All of the data below should be written out exactly.

** Begin Given information **

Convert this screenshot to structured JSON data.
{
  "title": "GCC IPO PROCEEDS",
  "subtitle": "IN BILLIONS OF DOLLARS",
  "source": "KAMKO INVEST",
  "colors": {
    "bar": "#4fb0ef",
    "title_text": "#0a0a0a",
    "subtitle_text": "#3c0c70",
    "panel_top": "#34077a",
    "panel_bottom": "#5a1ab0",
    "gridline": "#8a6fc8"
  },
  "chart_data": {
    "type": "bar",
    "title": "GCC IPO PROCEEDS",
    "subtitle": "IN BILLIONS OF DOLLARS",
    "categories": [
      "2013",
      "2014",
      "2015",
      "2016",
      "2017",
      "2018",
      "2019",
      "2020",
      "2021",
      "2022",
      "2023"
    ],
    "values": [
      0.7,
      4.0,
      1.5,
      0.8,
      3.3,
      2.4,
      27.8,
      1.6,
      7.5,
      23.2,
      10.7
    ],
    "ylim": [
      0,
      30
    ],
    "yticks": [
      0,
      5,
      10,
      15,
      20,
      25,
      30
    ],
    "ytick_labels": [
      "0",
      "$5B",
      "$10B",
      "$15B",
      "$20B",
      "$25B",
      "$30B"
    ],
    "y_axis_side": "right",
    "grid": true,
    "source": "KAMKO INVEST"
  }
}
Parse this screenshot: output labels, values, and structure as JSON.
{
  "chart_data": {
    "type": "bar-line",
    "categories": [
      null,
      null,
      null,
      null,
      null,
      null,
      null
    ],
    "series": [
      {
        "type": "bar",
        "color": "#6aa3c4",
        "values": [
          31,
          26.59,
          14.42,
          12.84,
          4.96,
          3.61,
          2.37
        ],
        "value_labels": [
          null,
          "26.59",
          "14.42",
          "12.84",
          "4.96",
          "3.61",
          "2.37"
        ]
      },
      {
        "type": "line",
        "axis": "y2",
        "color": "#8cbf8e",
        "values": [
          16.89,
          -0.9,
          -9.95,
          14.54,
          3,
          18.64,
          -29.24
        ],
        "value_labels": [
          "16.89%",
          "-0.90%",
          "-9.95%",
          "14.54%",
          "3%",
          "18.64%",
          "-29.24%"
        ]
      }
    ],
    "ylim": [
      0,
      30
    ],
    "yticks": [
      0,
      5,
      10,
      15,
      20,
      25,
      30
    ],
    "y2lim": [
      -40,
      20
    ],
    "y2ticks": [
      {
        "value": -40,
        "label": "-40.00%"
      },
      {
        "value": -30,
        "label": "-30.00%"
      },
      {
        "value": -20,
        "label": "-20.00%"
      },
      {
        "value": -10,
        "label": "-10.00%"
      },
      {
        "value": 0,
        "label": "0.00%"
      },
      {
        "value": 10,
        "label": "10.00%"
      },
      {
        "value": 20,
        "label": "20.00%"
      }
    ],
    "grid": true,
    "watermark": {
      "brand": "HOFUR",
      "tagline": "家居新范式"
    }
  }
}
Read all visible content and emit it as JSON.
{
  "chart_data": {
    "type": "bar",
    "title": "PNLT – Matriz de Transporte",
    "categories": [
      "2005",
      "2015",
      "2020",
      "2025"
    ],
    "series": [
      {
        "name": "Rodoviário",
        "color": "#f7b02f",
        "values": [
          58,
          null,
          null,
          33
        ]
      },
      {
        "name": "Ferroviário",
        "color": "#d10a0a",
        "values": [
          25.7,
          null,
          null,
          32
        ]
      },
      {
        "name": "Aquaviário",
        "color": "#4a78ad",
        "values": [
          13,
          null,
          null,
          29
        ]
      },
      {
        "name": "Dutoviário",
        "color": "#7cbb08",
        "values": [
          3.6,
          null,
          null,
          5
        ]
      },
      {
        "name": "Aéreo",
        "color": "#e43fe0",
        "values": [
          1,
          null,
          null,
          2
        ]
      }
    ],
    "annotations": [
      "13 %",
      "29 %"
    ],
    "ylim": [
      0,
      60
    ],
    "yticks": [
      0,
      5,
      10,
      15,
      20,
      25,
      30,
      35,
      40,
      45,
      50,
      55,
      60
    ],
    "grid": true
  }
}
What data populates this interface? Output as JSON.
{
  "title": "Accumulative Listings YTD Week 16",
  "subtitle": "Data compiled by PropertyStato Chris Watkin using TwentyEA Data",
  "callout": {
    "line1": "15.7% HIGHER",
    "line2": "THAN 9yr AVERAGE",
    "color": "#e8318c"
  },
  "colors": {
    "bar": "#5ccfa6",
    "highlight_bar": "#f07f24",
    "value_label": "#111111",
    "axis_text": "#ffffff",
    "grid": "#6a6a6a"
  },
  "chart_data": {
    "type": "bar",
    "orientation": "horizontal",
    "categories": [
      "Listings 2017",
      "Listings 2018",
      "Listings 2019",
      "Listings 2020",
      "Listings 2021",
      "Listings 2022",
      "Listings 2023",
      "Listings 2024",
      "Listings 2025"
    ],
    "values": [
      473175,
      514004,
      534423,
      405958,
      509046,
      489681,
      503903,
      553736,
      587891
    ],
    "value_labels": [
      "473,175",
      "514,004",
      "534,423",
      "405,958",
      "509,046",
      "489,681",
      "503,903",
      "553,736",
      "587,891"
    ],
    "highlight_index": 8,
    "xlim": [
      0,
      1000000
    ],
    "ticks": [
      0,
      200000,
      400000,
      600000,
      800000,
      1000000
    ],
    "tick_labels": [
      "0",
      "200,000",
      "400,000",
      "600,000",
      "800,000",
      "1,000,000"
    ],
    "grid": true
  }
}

** End Given information **

### The completed task
Convert this screenshot to structured JSON data.
{
  "title": "GCC IPO PROCEEDS",
  "subtitle": "IN BILLIONS OF DOLLARS",
  "source": "KAMKO INVEST",
  "colors": {
    "bar": "#4fb0ef",
    "title_text": "#0a0a0a",
    "subtitle_text": "#3c0c70",
    "panel_top": "#34077a",
    "panel_bottom": "#5a1ab0",
    "gridline": "#8a6fc8"
  },
  "chart_data": {
    "type": "bar",
    "title": "GCC IPO PROCEEDS",
    "subtitle": "IN BILLIONS OF DOLLARS",
    "categories": [
      "2013",
      "2014",
      "2015",
      "2016",
      "2017",
      "2018",
      "2019",
      "2020",
      "2021",
      "2022",
      "2023"
    ],
    "values": [
      0.7,
      4.0,
      1.5,
      0.8,
      3.3,
      2.4,
      27.8,
      1.6,
      7.5,
      23.2,
      10.7
    ],
    "ylim": [
      0,
      30
    ],
    "yticks": [
      0,
      5,
      10,
      15,
      20,
      25,
      30
    ],
    "ytick_labels": [
      "0",
      "$5B",
      "$10B",
      "$15B",
      "$20B",
      "$25B",
      "$30B"
    ],
    "y_axis_side": "right",
    "grid": true,
    "source": "KAMKO INVEST"
  }
}
Parse this screenshot: output labels, values, and structure as JSON.
{
  "chart_data": {
    "type": "bar-line",
    "categories": [
      null,
      null,
      null,
      null,
      null,
      null,
      null
    ],
    "series": [
      {
        "type": "bar",
        "color": "#6aa3c4",
        "values": [
          31,
          26.59,
          14.42,
          12.84,
          4.96,
          3.61,
          2.37
        ],
        "value_labels": [
          null,
          "26.59",
          "14.42",
          "12.84",
          "4.96",
          "3.61",
          "2.37"
        ]
      },
      {
        "type": "line",
        "axis": "y2",
        "color": "#8cbf8e",
        "values": [
          16.89,
          -0.9,
          -9.95,
          14.54,
          3,
          18.64,
          -29.24
        ],
        "value_labels": [
          "16.89%",
          "-0.90%",
          "-9.95%",
          "14.54%",
          "3%",
          "18.64%",
          "-29.24%"
        ]
      }
    ],
    "ylim": [
      0,
      30
    ],
    "yticks": [
      0,
      5,
      10,
      15,
      20,
      25,
      30
    ],
    "y2lim": [
      -40,
      20
    ],
    "y2ticks": [
      {
        "value": -40,
        "label": "-40.00%"
      },
      {
        "value": -30,
        "label": "-30.00%"
      },
      {
        "value": -20,
        "label": "-20.00%"
      },
      {
        "value": -10,
        "label": "-10.00%"
      },
      {
        "value": 0,
        "label": "0.00%"
      },
      {
        "value": 10,
        "label": "10.00%"
      },
      {
        "value": 20,
        "label": "20.00%"
      }
    ],
    "grid": true,
    "watermark": {
      "brand": "HOFUR",
      "tagline": "家居新范式"
    }
  }
}
Read all visible content and emit it as JSON.
{
  "chart_data": {
    "type": "bar",
    "title": "PNLT – Matriz de Transporte",
    "categories": [
      "2005",
      "2015",
      "2020",
      "2025"
    ],
    "series": [
      {
        "name": "Rodoviário",
        "color": "#f7b02f",
        "values": [
          58,
          null,
          null,
          33
        ]
      },
      {
        "name": "Ferroviário",
        "color": "#d10a0a",
        "values": [
          25.7,
          null,
          null,
          32
        ]
      },
      {
        "name": "Aquaviário",
        "color": "#4a78ad",
        "values": [
          13,
          null,
          null,
          29
        ]
      },
      {
        "name": "Dutoviário",
        "color": "#7cbb08",
        "values": [
          3.6,
          null,
          null,
          5
        ]
      },
      {
        "name": "Aéreo",
        "color": "#e43fe0",
        "values": [
          1,
          null,
          null,
          2
        ]
      }
    ],
    "annotations": [
      "13 %",
      "29 %"
    ],
    "ylim": [
      0,
      60
    ],
    "yticks": [
      0,
      5,
      10,
      15,
      20,
      25,
      30,
      35,
      40,
      45,
      50,
      55,
      60
    ],
    "grid": true
  }
}
What data populates this interface? Output as JSON.
{
  "title": "Accumulative Listings YTD Week 16",
  "subtitle": "Data compiled by PropertyStato Chris Watkin using TwentyEA Data",
  "callout": {
    "line1": "15.7% HIGHER",
    "line2": "THAN 9yr AVERAGE",
    "color": "#e8318c"
  },
  "colors": {
    "bar": "#5ccfa6",
    "highlight_bar": "#f07f24",
    "value_label": "#111111",
    "axis_text": "#ffffff",
    "grid": "#6a6a6a"
  },
  "chart_data": {
    "type": "bar",
    "orientation": "horizontal",
    "categories": [
      "Listings 2017",
      "Listings 2018",
      "Listings 2019",
      "Listings 2020",
      "Listings 2021",
      "Listings 2022",
      "Listings 2023",
      "Listings 2024",
      "Listings 2025"
    ],
    "values": [
      473175,
      514004,
      534423,
      405958,
      509046,
      489681,
      503903,
      553736,
      587891
    ],
    "value_labels": [
      "473,175",
      "514,004",
      "534,423",
      "405,958",
      "509,046",
      "489,681",
      "503,903",
      "553,736",
      "587,891"
    ],
    "highlight_index": 8,
    "xlim": [
      0,
      1000000
    ],
    "ticks": [
      0,
      200000,
      400000,
      600000,
      800000,
      1000000
    ],
    "tick_labels": [
      "0",
      "200,000",
      "400,000",
      "600,000",
      "800,000",
      "1,000,000"
    ],
    "grid": true
  }
}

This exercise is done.